== MATERIAL TO PROCESS

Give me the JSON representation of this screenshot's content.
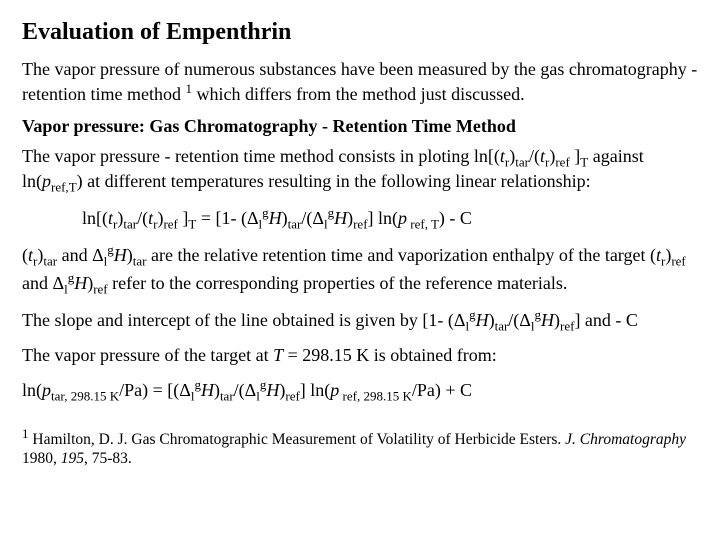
{
  "title": "Evaluation of Empenthrin",
  "para1_a": "The vapor pressure of numerous substances have been measured by the  gas chromatography - retention time method ",
  "para1_b": " which differs from the method just discussed.",
  "subhead": "Vapor pressure: Gas Chromatography - Retention Time Method",
  "para2_a": "The vapor pressure - retention time method consists in ploting ln[(",
  "para2_b": " against ln(",
  "para2_c": ") at different temperatures resulting in the following linear relationship:",
  "eq1_a": "ln[(",
  "eq1_b": " = [1- (Δ",
  "eq1_c": "] ln(",
  "eq1_d": ")  -  C",
  "para3_a": " are the relative retention time and vaporization enthalpy of the  target (",
  "para3_b": " refer to the corresponding properties of the reference materials.",
  "para4_a": "The slope and intercept of the line obtained is given by [1- (Δ",
  "para4_b": "] and - C",
  "para5_a": "The vapor pressure of the target at ",
  "para5_b": " = 298.15 K is obtained from:",
  "eq2_a": "ln(",
  "eq2_b": "/Pa) =  [(Δ",
  "eq2_c": "] ln(",
  "eq2_d": "/Pa)  + C",
  "fn_a": " Hamilton, D. J. Gas Chromatographic Measurement of Volatility of Herbicide Esters. ",
  "fn_b": "J. Chromatography",
  "fn_c": " 1980, ",
  "fn_d": "195",
  "fn_e": ", 75-83.",
  "tr": "t",
  "r": "r",
  "tar": "tar",
  "ref": "ref",
  "T": "T",
  "p": "p",
  "refcomma": "ref,",
  "l": "l",
  "g": "g",
  "H": "H",
  "one": "1",
  "refT": " ref, T",
  "tar298": "tar, 298.15 K",
  "ref298": " ref, 298.15 K",
  "and": " and Δ",
  "and2": "  and Δ",
  "paren": "(",
  "closep": ")",
  "slash": "/(",
  "slashD": "/(Δ",
  "closeb": " ]",
  "Titalic": "T"
}
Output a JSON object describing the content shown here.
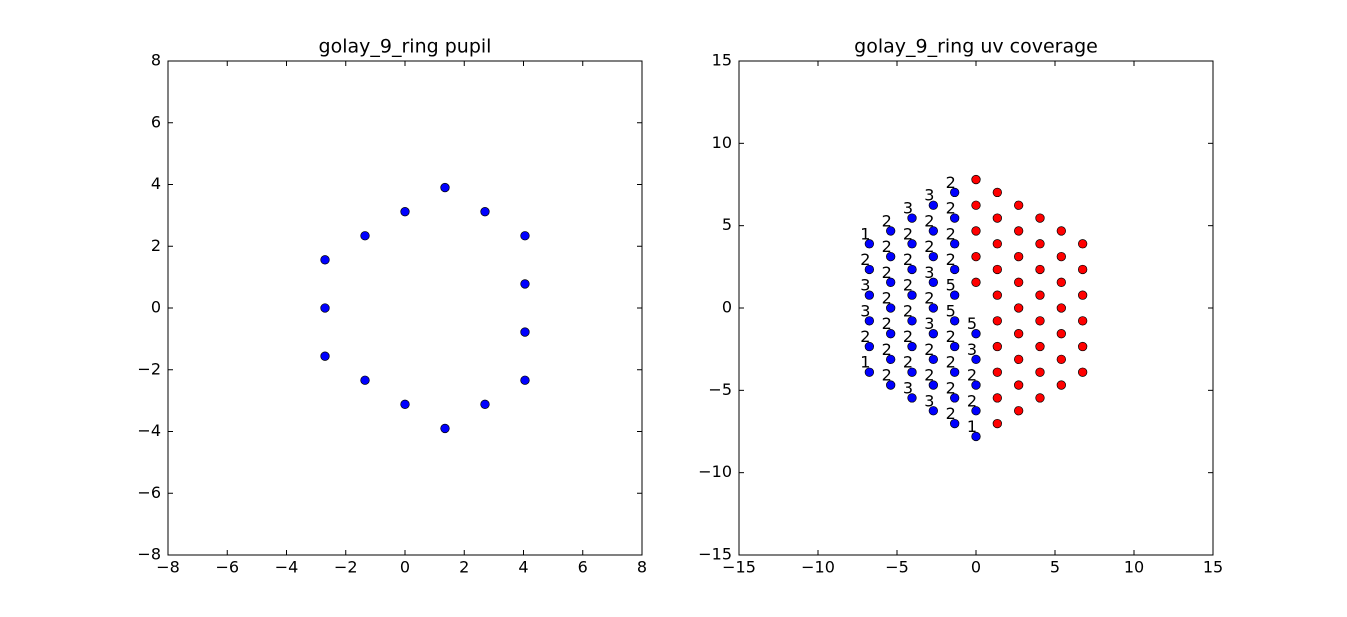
{
  "chart_data": [
    {
      "type": "scatter",
      "title": "golay_9_ring pupil",
      "xlim": [
        -8,
        8
      ],
      "ylim": [
        -8,
        8
      ],
      "xticks": [
        {
          "value": -8,
          "label": "−8"
        },
        {
          "value": -6,
          "label": "−6"
        },
        {
          "value": -4,
          "label": "−4"
        },
        {
          "value": -2,
          "label": "−2"
        },
        0,
        2,
        4,
        6,
        8
      ],
      "yticks": [
        {
          "value": -8,
          "label": "−8"
        },
        {
          "value": -6,
          "label": "−6"
        },
        {
          "value": -4,
          "label": "−4"
        },
        {
          "value": -2,
          "label": "−2"
        },
        0,
        2,
        4,
        6,
        8
      ],
      "series": [
        {
          "color": "#0000ff",
          "x": [
            1.35,
            0,
            2.7,
            -1.35,
            4.05,
            -2.7,
            4.05,
            -2.7,
            4.05,
            -2.7,
            -1.35,
            4.05,
            0,
            2.7,
            1.35
          ],
          "values": [
            3.9,
            3.12,
            3.12,
            2.34,
            2.34,
            1.56,
            0.78,
            0,
            -0.78,
            -1.56,
            -2.34,
            -2.34,
            -3.12,
            -3.12,
            -3.9
          ]
        }
      ]
    },
    {
      "type": "scatter",
      "title": "golay_9_ring uv coverage",
      "xlim": [
        -15,
        15
      ],
      "ylim": [
        -15,
        15
      ],
      "xticks": [
        {
          "value": -15,
          "label": "−15"
        },
        {
          "value": -10,
          "label": "−10"
        },
        {
          "value": -5,
          "label": "−5"
        },
        0,
        5,
        10,
        15
      ],
      "yticks": [
        {
          "value": -15,
          "label": "−15"
        },
        {
          "value": -10,
          "label": "−10"
        },
        {
          "value": -5,
          "label": "−5"
        },
        0,
        5,
        10,
        15
      ],
      "series": [
        {
          "color": "#0000ff",
          "x": [
            -6.75,
            -6.75,
            -6.75,
            -6.75,
            -6.75,
            -6.75,
            -5.4,
            -5.4,
            -5.4,
            -5.4,
            -5.4,
            -5.4,
            -5.4,
            -4.05,
            -4.05,
            -4.05,
            -4.05,
            -4.05,
            -4.05,
            -4.05,
            -4.05,
            -2.7,
            -2.7,
            -2.7,
            -2.7,
            -2.7,
            -2.7,
            -2.7,
            -2.7,
            -2.7,
            -1.35,
            -1.35,
            -1.35,
            -1.35,
            -1.35,
            -1.35,
            -1.35,
            -1.35,
            -1.35,
            -1.35,
            0,
            0,
            0,
            0,
            0
          ],
          "values": [
            3.9,
            2.34,
            0.78,
            -0.78,
            -2.34,
            -3.9,
            4.68,
            3.12,
            1.56,
            0,
            -1.56,
            -3.12,
            -4.68,
            5.46,
            3.9,
            2.34,
            0.78,
            -0.78,
            -2.34,
            -3.9,
            -5.46,
            6.24,
            4.68,
            3.12,
            1.56,
            0,
            -1.56,
            -3.12,
            -4.68,
            -6.24,
            7.02,
            5.46,
            3.9,
            2.34,
            0.78,
            -0.78,
            -2.34,
            -3.9,
            -5.46,
            -7.02,
            -1.56,
            -3.12,
            -4.68,
            -6.24,
            -7.8
          ],
          "point_labels": [
            1,
            2,
            3,
            3,
            2,
            1,
            2,
            2,
            2,
            2,
            2,
            2,
            2,
            3,
            2,
            2,
            2,
            2,
            2,
            2,
            3,
            3,
            2,
            2,
            3,
            2,
            3,
            2,
            2,
            3,
            2,
            2,
            2,
            2,
            5,
            5,
            2,
            2,
            2,
            2,
            5,
            3,
            2,
            2,
            1
          ]
        },
        {
          "color": "#ff0000",
          "x": [
            0,
            0,
            0,
            0,
            0,
            1.35,
            1.35,
            1.35,
            1.35,
            1.35,
            1.35,
            1.35,
            1.35,
            1.35,
            1.35,
            2.7,
            2.7,
            2.7,
            2.7,
            2.7,
            2.7,
            2.7,
            2.7,
            2.7,
            4.05,
            4.05,
            4.05,
            4.05,
            4.05,
            4.05,
            4.05,
            4.05,
            5.4,
            5.4,
            5.4,
            5.4,
            5.4,
            5.4,
            5.4,
            6.75,
            6.75,
            6.75,
            6.75,
            6.75,
            6.75
          ],
          "values": [
            7.8,
            6.24,
            4.68,
            3.12,
            1.56,
            7.02,
            5.46,
            3.9,
            2.34,
            0.78,
            -0.78,
            -2.34,
            -3.9,
            -5.46,
            -7.02,
            6.24,
            4.68,
            3.12,
            1.56,
            0,
            -1.56,
            -3.12,
            -4.68,
            -6.24,
            5.46,
            3.9,
            2.34,
            0.78,
            -0.78,
            -2.34,
            -3.9,
            -5.46,
            4.68,
            3.12,
            1.56,
            0,
            -1.56,
            -3.12,
            -4.68,
            3.9,
            2.34,
            0.78,
            -0.78,
            -2.34,
            -3.9
          ]
        }
      ]
    }
  ]
}
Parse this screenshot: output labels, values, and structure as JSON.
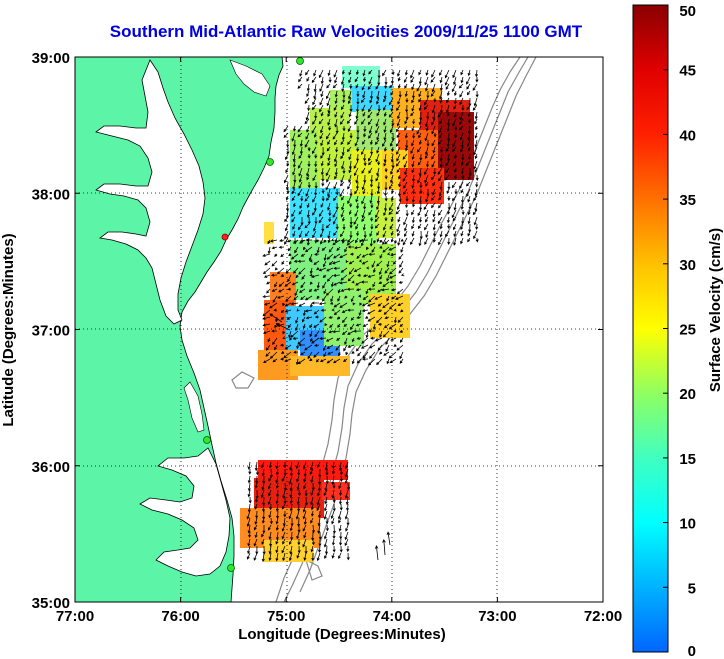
{
  "title": "Southern Mid-Atlantic Raw Velocities 2009/11/25 1100 GMT",
  "x_axis": {
    "label": "Longitude (Degrees:Minutes)",
    "ticks": [
      "77:00",
      "76:00",
      "75:00",
      "74:00",
      "73:00",
      "72:00"
    ],
    "range": [
      -77,
      -72
    ]
  },
  "y_axis": {
    "label": "Latitude (Degrees:Minutes)",
    "ticks": [
      "39:00",
      "38:00",
      "37:00",
      "36:00",
      "35:00"
    ],
    "range": [
      35,
      39
    ]
  },
  "colorbar": {
    "label": "Surface Velocity (cm/s)",
    "ticks": [
      "50",
      "45",
      "40",
      "35",
      "30",
      "25",
      "20",
      "15",
      "10",
      "5",
      "0"
    ],
    "range": [
      0,
      50
    ]
  },
  "grid": "dotted",
  "colors": {
    "land": "#5cf5a8",
    "coast": "#000000",
    "title": "#0000e0",
    "station_green": "#2ee82e",
    "station_red": "#ff2020",
    "bathymetry": "#888888"
  }
}
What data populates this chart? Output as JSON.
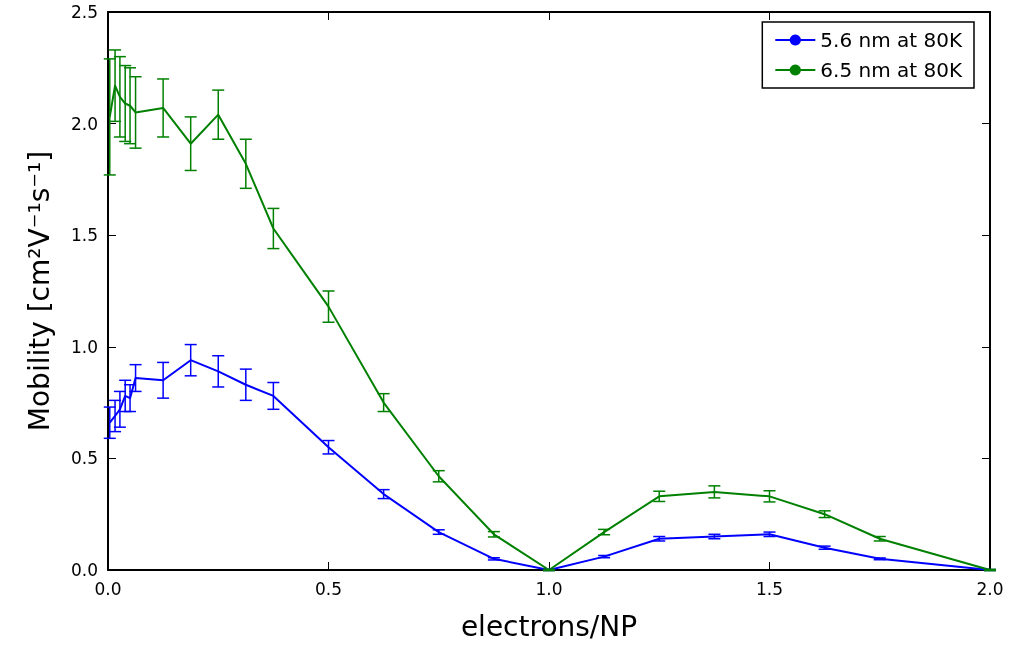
{
  "chart_data": {
    "type": "line",
    "xlabel": "electrons/NP",
    "ylabel": "Mobility [cm²V⁻¹s⁻¹]",
    "xlim": [
      0,
      2
    ],
    "ylim": [
      0,
      2.5
    ],
    "xticks": [
      {
        "value": 0,
        "label": "0.0"
      },
      {
        "value": 0.5,
        "label": "0.5"
      },
      {
        "value": 1,
        "label": "1.0"
      },
      {
        "value": 1.5,
        "label": "1.5"
      },
      {
        "value": 2,
        "label": "2.0"
      }
    ],
    "yticks": [
      {
        "value": 0,
        "label": "0.0"
      },
      {
        "value": 0.5,
        "label": "0.5"
      },
      {
        "value": 1,
        "label": "1.0"
      },
      {
        "value": 1.5,
        "label": "1.5"
      },
      {
        "value": 2,
        "label": "2.0"
      },
      {
        "value": 2.5,
        "label": "2.5"
      }
    ],
    "grid": false,
    "legend": "top right",
    "marker": "none",
    "line_style": "solid",
    "x": [
      0.004,
      0.016,
      0.027,
      0.039,
      0.05,
      0.0625,
      0.125,
      0.1875,
      0.25,
      0.3125,
      0.375,
      0.5,
      0.625,
      0.75,
      0.875,
      1.0,
      1.125,
      1.25,
      1.375,
      1.5,
      1.625,
      1.75,
      2.0
    ],
    "series": [
      {
        "name": "5.6 nm at 80K",
        "color": "#0000ff",
        "values": [
          0.66,
          0.69,
          0.72,
          0.78,
          0.77,
          0.86,
          0.85,
          0.94,
          0.89,
          0.83,
          0.78,
          0.55,
          0.34,
          0.17,
          0.05,
          0.0,
          0.06,
          0.14,
          0.15,
          0.16,
          0.1,
          0.05,
          0.0
        ],
        "errors": [
          0.07,
          0.07,
          0.08,
          0.07,
          0.06,
          0.06,
          0.08,
          0.07,
          0.07,
          0.07,
          0.06,
          0.03,
          0.02,
          0.01,
          0.005,
          0.002,
          0.005,
          0.01,
          0.01,
          0.01,
          0.007,
          0.004,
          0.002
        ]
      },
      {
        "name": "6.5 nm at 80K",
        "color": "#008000",
        "values": [
          2.03,
          2.17,
          2.12,
          2.09,
          2.08,
          2.05,
          2.07,
          1.91,
          2.04,
          1.82,
          1.53,
          1.18,
          0.75,
          0.42,
          0.16,
          0.0,
          0.17,
          0.33,
          0.35,
          0.33,
          0.25,
          0.14,
          0.0
        ],
        "errors": [
          0.26,
          0.16,
          0.18,
          0.17,
          0.17,
          0.16,
          0.13,
          0.12,
          0.11,
          0.11,
          0.09,
          0.07,
          0.04,
          0.025,
          0.012,
          0.003,
          0.012,
          0.023,
          0.027,
          0.025,
          0.015,
          0.01,
          0.003
        ]
      }
    ]
  }
}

====

Find each line that has the word "JSON", then copy it out.

SOLUTION FOR THIS PROBLEM —
Give me the JSON representation of this screenshot's content.
Output a JSON object describing the content shown here.
Parse this screenshot: output labels, values, and structure as JSON.
What data populates this chart? Output as JSON.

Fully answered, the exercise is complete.